Skip the images and return the records below exactly.

═════ RECORDS SHOWN

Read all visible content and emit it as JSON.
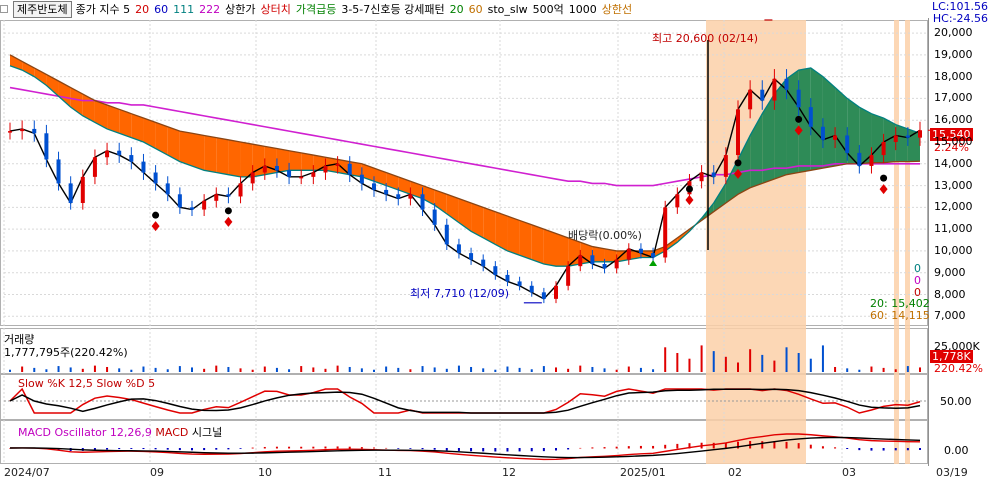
{
  "toolbar": {
    "stock_name": "제주반도체",
    "items": [
      {
        "text": "종가 지수 5",
        "color": "#000000"
      },
      {
        "text": "20",
        "color": "#d00000"
      },
      {
        "text": "60",
        "color": "#0000c0"
      },
      {
        "text": "111",
        "color": "#008080"
      },
      {
        "text": "222",
        "color": "#c000c0"
      },
      {
        "text": "상한가",
        "color": "#000000"
      },
      {
        "text": "상터치",
        "color": "#d00000"
      },
      {
        "text": "가격급등",
        "color": "#008000"
      },
      {
        "text": "3-5-7신호등 강세패턴",
        "color": "#000000"
      },
      {
        "text": "20",
        "color": "#008000"
      },
      {
        "text": "60",
        "color": "#c07000"
      },
      {
        "text": "sto_slw",
        "color": "#000000"
      },
      {
        "text": "500억",
        "color": "#000000"
      },
      {
        "text": "1000",
        "color": "#000000"
      },
      {
        "text": "상한선",
        "color": "#c07000"
      }
    ]
  },
  "corner": {
    "lc": "LC:101.56",
    "hc": "HC:-24.56"
  },
  "labels": {
    "high": "최고 20,600 (02/14)",
    "low": "최저 7,710 (12/09)",
    "dividend": "배당락(0.00%)",
    "current_price": "15,540",
    "change_pct": "2.24%",
    "ma20_value": "20: 15,402",
    "ma60_value": "60: 14,115",
    "zeros": [
      "0",
      "0",
      "0"
    ]
  },
  "panels": {
    "volume": {
      "title": "거래량",
      "value": "1,777,795주(220.42%)",
      "box_value": "1,778K",
      "box_pct": "220.42%",
      "axis_label": "25,000K"
    },
    "stochastic": {
      "title": "Slow %K 12,5  Slow %D 5",
      "axis_label": "50.00"
    },
    "macd": {
      "title_a": "MACD Oscillator 12,26,9",
      "title_b": "MACD",
      "title_c": "시그널",
      "axis_label": "0.00"
    }
  },
  "x_labels": [
    "2024/07",
    "09",
    "10",
    "11",
    "12",
    "2025/01",
    "02",
    "03",
    "03/19"
  ],
  "chart_data": {
    "type": "candlestick",
    "title": "",
    "price_axis": {
      "min": 7000,
      "max": 20000,
      "ticks": [
        7000,
        8000,
        9000,
        10000,
        11000,
        12000,
        13000,
        14000,
        15000,
        16000,
        17000,
        18000,
        19000,
        20000
      ]
    },
    "tick_labels": [
      "7,000",
      "8,000",
      "9,000",
      "10,000",
      "11,000",
      "12,000",
      "13,000",
      "14,000",
      "15,000",
      "16,000",
      "17,000",
      "18,000",
      "19,000",
      "20,000"
    ],
    "close_series": {
      "name": "종가",
      "values": [
        15500,
        15600,
        15400,
        14200,
        13100,
        12200,
        13400,
        14300,
        14600,
        14400,
        14100,
        13600,
        13100,
        12600,
        12000,
        11900,
        12300,
        12600,
        12500,
        13100,
        13600,
        13900,
        13700,
        13400,
        13400,
        13600,
        13900,
        14000,
        13500,
        13100,
        12800,
        12600,
        12400,
        12600,
        11900,
        11200,
        10300,
        9900,
        9600,
        9300,
        8900,
        8600,
        8400,
        8100,
        7800,
        8400,
        9300,
        9800,
        9400,
        9200,
        9600,
        10100,
        9900,
        9700,
        12000,
        12600,
        13200,
        13600,
        13400,
        14400,
        16500,
        17400,
        16900,
        17900,
        17400,
        16600,
        15700,
        15100,
        15300,
        14500,
        13900,
        14400,
        15000,
        15300,
        15200,
        15540
      ]
    },
    "ma20": {
      "name": "20",
      "values": [
        18500,
        18300,
        18000,
        17600,
        17100,
        16600,
        16200,
        15900,
        15600,
        15400,
        15200,
        15000,
        14700,
        14400,
        14100,
        13900,
        13700,
        13600,
        13500,
        13400,
        13400,
        13500,
        13600,
        13700,
        13700,
        13700,
        13700,
        13600,
        13500,
        13400,
        13200,
        13000,
        12800,
        12600,
        12400,
        12100,
        11700,
        11300,
        10900,
        10600,
        10300,
        10000,
        9800,
        9600,
        9400,
        9300,
        9300,
        9400,
        9500,
        9500,
        9500,
        9600,
        9700,
        9700,
        10000,
        10400,
        10900,
        11500,
        12200,
        13100,
        14200,
        15300,
        16300,
        17200,
        17900,
        18300,
        18400,
        18000,
        17500,
        17000,
        16600,
        16300,
        16100,
        15800,
        15600,
        15402
      ]
    },
    "ma60": {
      "name": "60",
      "values": [
        19000,
        18700,
        18400,
        18100,
        17800,
        17500,
        17200,
        16900,
        16700,
        16500,
        16300,
        16100,
        15900,
        15700,
        15500,
        15400,
        15300,
        15200,
        15100,
        15000,
        14900,
        14800,
        14700,
        14600,
        14500,
        14400,
        14300,
        14200,
        14100,
        14000,
        13800,
        13600,
        13400,
        13200,
        13000,
        12800,
        12600,
        12400,
        12200,
        12000,
        11800,
        11600,
        11400,
        11200,
        11000,
        10800,
        10600,
        10400,
        10200,
        10100,
        10000,
        10000,
        10000,
        10000,
        10200,
        10600,
        11000,
        11400,
        11800,
        12200,
        12600,
        12900,
        13100,
        13300,
        13500,
        13600,
        13700,
        13800,
        13900,
        14000,
        14000,
        14050,
        14050,
        14100,
        14100,
        14115
      ]
    },
    "ma222": {
      "name": "222",
      "values": [
        17500,
        17400,
        17300,
        17200,
        17100,
        17000,
        16900,
        16900,
        16800,
        16800,
        16700,
        16700,
        16600,
        16500,
        16400,
        16300,
        16200,
        16100,
        16000,
        15900,
        15800,
        15700,
        15600,
        15500,
        15400,
        15300,
        15200,
        15100,
        15000,
        14900,
        14800,
        14700,
        14600,
        14500,
        14400,
        14300,
        14200,
        14100,
        14000,
        13900,
        13800,
        13700,
        13600,
        13500,
        13400,
        13300,
        13200,
        13200,
        13100,
        13100,
        13000,
        13000,
        13000,
        13000,
        13100,
        13200,
        13300,
        13400,
        13500,
        13500,
        13600,
        13700,
        13700,
        13800,
        13800,
        13900,
        13900,
        13900,
        14000,
        14000,
        14000,
        14000,
        14000,
        14000,
        14000,
        14000
      ]
    },
    "markers": {
      "high": {
        "index": 63,
        "price": 20600
      },
      "low": {
        "index": 44,
        "price": 7710
      }
    }
  },
  "colors": {
    "up": "#e00000",
    "down": "#0050d0",
    "cloud_down": "#ff6600",
    "cloud_up": "#2e8b57",
    "highlight": "#fcd0a8",
    "ma222": "#d020d0",
    "ma60": "#8b4513",
    "ma20": "#008080",
    "grid": "#d9d9d9"
  }
}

══════════

» OUTPUT FOR THIS TASK
Read all visible content and emit it as JSON.
{
  "toolbar": {
    "stock_name": "제주반도체",
    "items": [
      {
        "text": "종가 지수 5",
        "color": "#000000"
      },
      {
        "text": "20",
        "color": "#d00000"
      },
      {
        "text": "60",
        "color": "#0000c0"
      },
      {
        "text": "111",
        "color": "#008080"
      },
      {
        "text": "222",
        "color": "#c000c0"
      },
      {
        "text": "상한가",
        "color": "#000000"
      },
      {
        "text": "상터치",
        "color": "#d00000"
      },
      {
        "text": "가격급등",
        "color": "#008000"
      },
      {
        "text": "3-5-7신호등 강세패턴",
        "color": "#000000"
      },
      {
        "text": "20",
        "color": "#008000"
      },
      {
        "text": "60",
        "color": "#c07000"
      },
      {
        "text": "sto_slw",
        "color": "#000000"
      },
      {
        "text": "500억",
        "color": "#000000"
      },
      {
        "text": "1000",
        "color": "#000000"
      },
      {
        "text": "상한선",
        "color": "#c07000"
      }
    ]
  },
  "corner": {
    "lc": "LC:101.56",
    "hc": "HC:-24.56"
  },
  "labels": {
    "high": "최고 20,600 (02/14)",
    "low": "최저 7,710 (12/09)",
    "dividend": "배당락(0.00%)",
    "current_price": "15,540",
    "change_pct": "2.24%",
    "ma20_value": "20: 15,402",
    "ma60_value": "60: 14,115",
    "zeros": [
      "0",
      "0",
      "0"
    ]
  },
  "panels": {
    "volume": {
      "title": "거래량",
      "value": "1,777,795주(220.42%)",
      "box_value": "1,778K",
      "box_pct": "220.42%",
      "axis_label": "25,000K"
    },
    "stochastic": {
      "title": "Slow %K 12,5  Slow %D 5",
      "axis_label": "50.00"
    },
    "macd": {
      "title_a": "MACD Oscillator 12,26,9",
      "title_b": "MACD",
      "title_c": "시그널",
      "axis_label": "0.00"
    }
  },
  "x_labels": [
    "2024/07",
    "09",
    "10",
    "11",
    "12",
    "2025/01",
    "02",
    "03",
    "03/19"
  ],
  "chart_data": {
    "type": "candlestick",
    "title": "",
    "price_axis": {
      "min": 7000,
      "max": 20000,
      "ticks": [
        7000,
        8000,
        9000,
        10000,
        11000,
        12000,
        13000,
        14000,
        15000,
        16000,
        17000,
        18000,
        19000,
        20000
      ]
    },
    "tick_labels": [
      "7,000",
      "8,000",
      "9,000",
      "10,000",
      "11,000",
      "12,000",
      "13,000",
      "14,000",
      "15,000",
      "16,000",
      "17,000",
      "18,000",
      "19,000",
      "20,000"
    ],
    "close_series": {
      "name": "종가",
      "values": [
        15500,
        15600,
        15400,
        14200,
        13100,
        12200,
        13400,
        14300,
        14600,
        14400,
        14100,
        13600,
        13100,
        12600,
        12000,
        11900,
        12300,
        12600,
        12500,
        13100,
        13600,
        13900,
        13700,
        13400,
        13400,
        13600,
        13900,
        14000,
        13500,
        13100,
        12800,
        12600,
        12400,
        12600,
        11900,
        11200,
        10300,
        9900,
        9600,
        9300,
        8900,
        8600,
        8400,
        8100,
        7800,
        8400,
        9300,
        9800,
        9400,
        9200,
        9600,
        10100,
        9900,
        9700,
        12000,
        12600,
        13200,
        13600,
        13400,
        14400,
        16500,
        17400,
        16900,
        17900,
        17400,
        16600,
        15700,
        15100,
        15300,
        14500,
        13900,
        14400,
        15000,
        15300,
        15200,
        15540
      ]
    },
    "ma20": {
      "name": "20",
      "values": [
        18500,
        18300,
        18000,
        17600,
        17100,
        16600,
        16200,
        15900,
        15600,
        15400,
        15200,
        15000,
        14700,
        14400,
        14100,
        13900,
        13700,
        13600,
        13500,
        13400,
        13400,
        13500,
        13600,
        13700,
        13700,
        13700,
        13700,
        13600,
        13500,
        13400,
        13200,
        13000,
        12800,
        12600,
        12400,
        12100,
        11700,
        11300,
        10900,
        10600,
        10300,
        10000,
        9800,
        9600,
        9400,
        9300,
        9300,
        9400,
        9500,
        9500,
        9500,
        9600,
        9700,
        9700,
        10000,
        10400,
        10900,
        11500,
        12200,
        13100,
        14200,
        15300,
        16300,
        17200,
        17900,
        18300,
        18400,
        18000,
        17500,
        17000,
        16600,
        16300,
        16100,
        15800,
        15600,
        15402
      ]
    },
    "ma60": {
      "name": "60",
      "values": [
        19000,
        18700,
        18400,
        18100,
        17800,
        17500,
        17200,
        16900,
        16700,
        16500,
        16300,
        16100,
        15900,
        15700,
        15500,
        15400,
        15300,
        15200,
        15100,
        15000,
        14900,
        14800,
        14700,
        14600,
        14500,
        14400,
        14300,
        14200,
        14100,
        14000,
        13800,
        13600,
        13400,
        13200,
        13000,
        12800,
        12600,
        12400,
        12200,
        12000,
        11800,
        11600,
        11400,
        11200,
        11000,
        10800,
        10600,
        10400,
        10200,
        10100,
        10000,
        10000,
        10000,
        10000,
        10200,
        10600,
        11000,
        11400,
        11800,
        12200,
        12600,
        12900,
        13100,
        13300,
        13500,
        13600,
        13700,
        13800,
        13900,
        14000,
        14000,
        14050,
        14050,
        14100,
        14100,
        14115
      ]
    },
    "ma222": {
      "name": "222",
      "values": [
        17500,
        17400,
        17300,
        17200,
        17100,
        17000,
        16900,
        16900,
        16800,
        16800,
        16700,
        16700,
        16600,
        16500,
        16400,
        16300,
        16200,
        16100,
        16000,
        15900,
        15800,
        15700,
        15600,
        15500,
        15400,
        15300,
        15200,
        15100,
        15000,
        14900,
        14800,
        14700,
        14600,
        14500,
        14400,
        14300,
        14200,
        14100,
        14000,
        13900,
        13800,
        13700,
        13600,
        13500,
        13400,
        13300,
        13200,
        13200,
        13100,
        13100,
        13000,
        13000,
        13000,
        13000,
        13100,
        13200,
        13300,
        13400,
        13500,
        13500,
        13600,
        13700,
        13700,
        13800,
        13800,
        13900,
        13900,
        13900,
        14000,
        14000,
        14000,
        14000,
        14000,
        14000,
        14000,
        14000
      ]
    },
    "markers": {
      "high": {
        "index": 63,
        "price": 20600
      },
      "low": {
        "index": 44,
        "price": 7710
      }
    }
  },
  "colors": {
    "up": "#e00000",
    "down": "#0050d0",
    "cloud_down": "#ff6600",
    "cloud_up": "#2e8b57",
    "highlight": "#fcd0a8",
    "ma222": "#d020d0",
    "ma60": "#8b4513",
    "ma20": "#008080",
    "grid": "#d9d9d9"
  }
}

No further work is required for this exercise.